◆ **YOUR TASK**:
How many lines in the records below contain the string "Click"? Case counts. Reply with the number alone.

◆ **RECORDS SUPPLIED**:
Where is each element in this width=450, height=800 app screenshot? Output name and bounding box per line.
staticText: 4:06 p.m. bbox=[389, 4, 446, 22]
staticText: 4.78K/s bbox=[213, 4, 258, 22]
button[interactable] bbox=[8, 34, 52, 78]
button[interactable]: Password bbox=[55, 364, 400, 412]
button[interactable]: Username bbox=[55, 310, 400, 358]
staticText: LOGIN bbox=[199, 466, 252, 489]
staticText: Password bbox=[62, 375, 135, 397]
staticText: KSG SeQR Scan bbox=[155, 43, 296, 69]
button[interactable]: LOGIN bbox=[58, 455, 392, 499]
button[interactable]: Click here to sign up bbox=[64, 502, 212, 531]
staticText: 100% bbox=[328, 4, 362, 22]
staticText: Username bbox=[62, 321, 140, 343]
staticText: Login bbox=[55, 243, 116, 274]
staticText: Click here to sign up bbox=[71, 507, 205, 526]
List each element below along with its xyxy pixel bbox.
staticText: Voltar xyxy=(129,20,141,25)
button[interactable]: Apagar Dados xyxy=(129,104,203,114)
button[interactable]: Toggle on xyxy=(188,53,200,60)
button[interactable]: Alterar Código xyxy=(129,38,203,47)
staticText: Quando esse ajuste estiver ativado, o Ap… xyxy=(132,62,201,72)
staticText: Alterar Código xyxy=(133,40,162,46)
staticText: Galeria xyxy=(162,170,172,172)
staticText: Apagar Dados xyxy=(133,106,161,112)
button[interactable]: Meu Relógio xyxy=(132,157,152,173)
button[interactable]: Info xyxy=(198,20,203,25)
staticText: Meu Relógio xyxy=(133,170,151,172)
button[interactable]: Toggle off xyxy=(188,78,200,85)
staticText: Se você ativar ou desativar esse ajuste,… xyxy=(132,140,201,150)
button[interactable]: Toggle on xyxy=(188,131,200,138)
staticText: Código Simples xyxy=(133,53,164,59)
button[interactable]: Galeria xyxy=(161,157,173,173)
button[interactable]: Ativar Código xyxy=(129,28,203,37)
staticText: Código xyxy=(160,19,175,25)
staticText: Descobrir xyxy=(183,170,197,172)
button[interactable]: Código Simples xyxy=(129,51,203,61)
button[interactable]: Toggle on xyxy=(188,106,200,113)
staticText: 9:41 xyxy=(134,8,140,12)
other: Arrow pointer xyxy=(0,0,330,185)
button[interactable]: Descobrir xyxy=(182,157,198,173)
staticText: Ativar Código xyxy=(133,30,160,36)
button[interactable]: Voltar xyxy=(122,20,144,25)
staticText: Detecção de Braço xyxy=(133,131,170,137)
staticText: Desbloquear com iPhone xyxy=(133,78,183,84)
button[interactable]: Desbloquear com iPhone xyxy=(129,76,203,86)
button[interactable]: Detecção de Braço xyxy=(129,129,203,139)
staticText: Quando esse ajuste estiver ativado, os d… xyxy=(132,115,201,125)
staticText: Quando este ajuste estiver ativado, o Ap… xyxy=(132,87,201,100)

* * *

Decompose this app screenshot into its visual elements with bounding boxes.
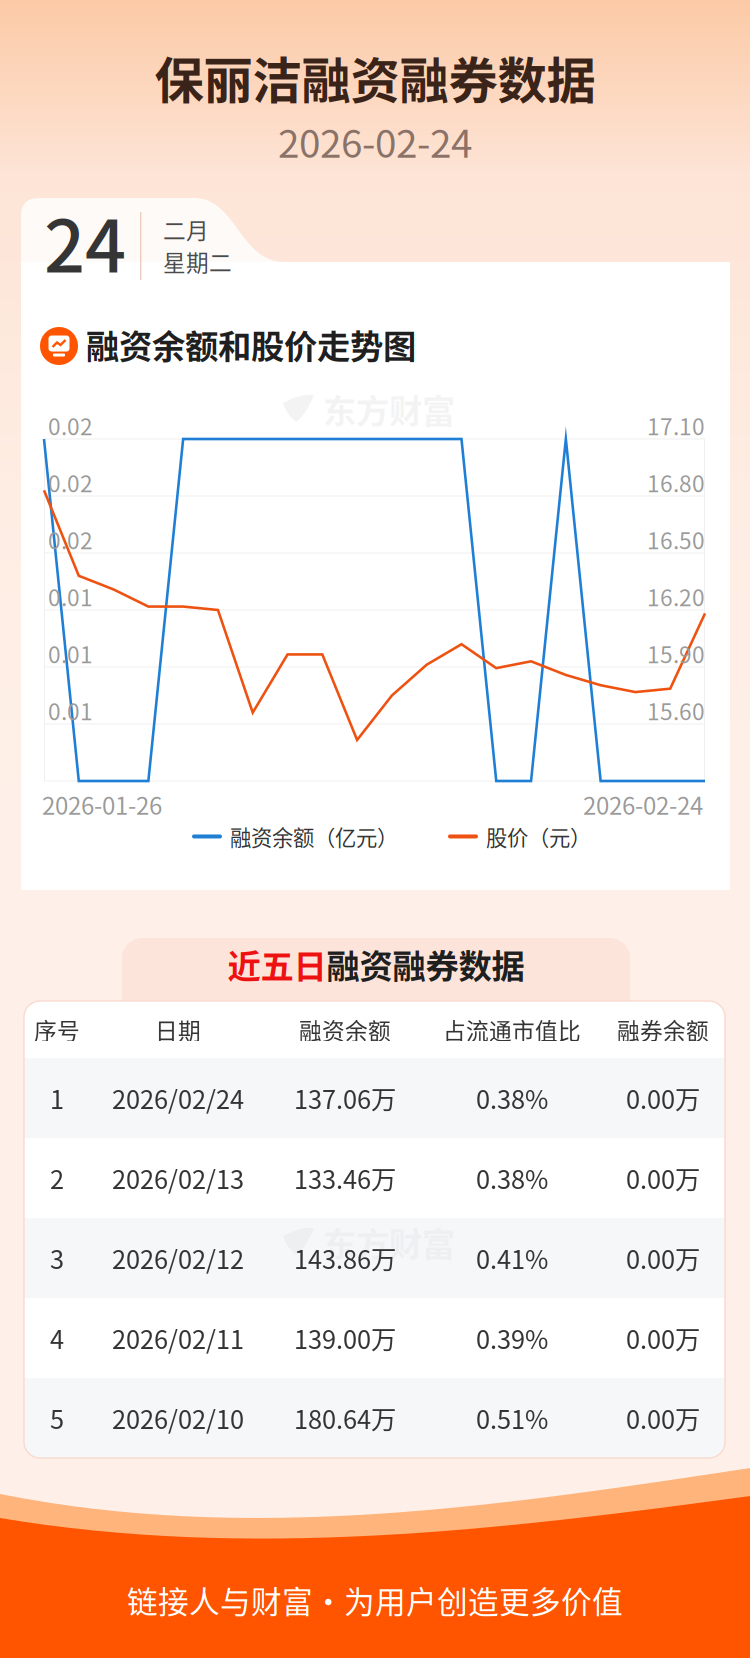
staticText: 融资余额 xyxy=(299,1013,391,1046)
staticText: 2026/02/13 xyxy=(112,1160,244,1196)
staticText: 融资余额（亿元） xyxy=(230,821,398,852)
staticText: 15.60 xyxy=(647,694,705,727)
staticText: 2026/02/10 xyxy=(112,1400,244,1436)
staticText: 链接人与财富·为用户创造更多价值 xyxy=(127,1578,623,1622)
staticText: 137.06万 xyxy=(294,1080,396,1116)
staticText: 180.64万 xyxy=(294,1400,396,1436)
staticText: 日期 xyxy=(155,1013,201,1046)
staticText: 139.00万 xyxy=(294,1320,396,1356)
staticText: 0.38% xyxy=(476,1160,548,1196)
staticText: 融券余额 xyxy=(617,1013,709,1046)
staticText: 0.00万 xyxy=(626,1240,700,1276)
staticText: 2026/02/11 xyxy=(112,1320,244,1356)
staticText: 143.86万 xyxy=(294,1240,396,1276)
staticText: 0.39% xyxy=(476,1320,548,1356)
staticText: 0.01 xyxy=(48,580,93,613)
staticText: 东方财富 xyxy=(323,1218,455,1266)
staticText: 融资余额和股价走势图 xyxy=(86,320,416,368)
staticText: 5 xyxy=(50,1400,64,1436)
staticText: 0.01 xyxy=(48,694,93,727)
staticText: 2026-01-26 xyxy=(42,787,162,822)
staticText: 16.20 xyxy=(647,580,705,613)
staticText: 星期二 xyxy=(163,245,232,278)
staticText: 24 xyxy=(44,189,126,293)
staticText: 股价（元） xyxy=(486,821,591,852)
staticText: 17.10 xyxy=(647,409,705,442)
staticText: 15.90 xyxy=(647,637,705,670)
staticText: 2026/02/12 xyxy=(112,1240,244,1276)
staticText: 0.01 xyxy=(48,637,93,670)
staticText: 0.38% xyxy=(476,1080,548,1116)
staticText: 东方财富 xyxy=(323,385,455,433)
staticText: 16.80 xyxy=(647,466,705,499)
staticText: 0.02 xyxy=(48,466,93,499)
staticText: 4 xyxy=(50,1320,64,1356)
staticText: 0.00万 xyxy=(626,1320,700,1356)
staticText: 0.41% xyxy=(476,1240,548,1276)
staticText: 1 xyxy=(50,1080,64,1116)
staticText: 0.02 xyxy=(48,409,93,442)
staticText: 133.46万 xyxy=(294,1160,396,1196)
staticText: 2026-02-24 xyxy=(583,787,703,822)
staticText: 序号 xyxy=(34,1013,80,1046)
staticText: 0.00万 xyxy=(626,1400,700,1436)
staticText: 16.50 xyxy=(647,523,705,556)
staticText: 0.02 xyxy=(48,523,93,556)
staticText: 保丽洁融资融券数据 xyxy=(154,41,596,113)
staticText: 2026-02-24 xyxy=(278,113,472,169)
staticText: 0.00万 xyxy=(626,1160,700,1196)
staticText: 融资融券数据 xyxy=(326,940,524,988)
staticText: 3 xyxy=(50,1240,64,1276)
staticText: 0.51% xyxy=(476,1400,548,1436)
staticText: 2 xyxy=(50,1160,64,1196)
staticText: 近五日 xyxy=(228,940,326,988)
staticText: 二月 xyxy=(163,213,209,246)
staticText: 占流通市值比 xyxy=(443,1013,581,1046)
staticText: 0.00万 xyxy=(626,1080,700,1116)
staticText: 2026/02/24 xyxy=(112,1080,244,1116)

◆ **THE REPLY**:
2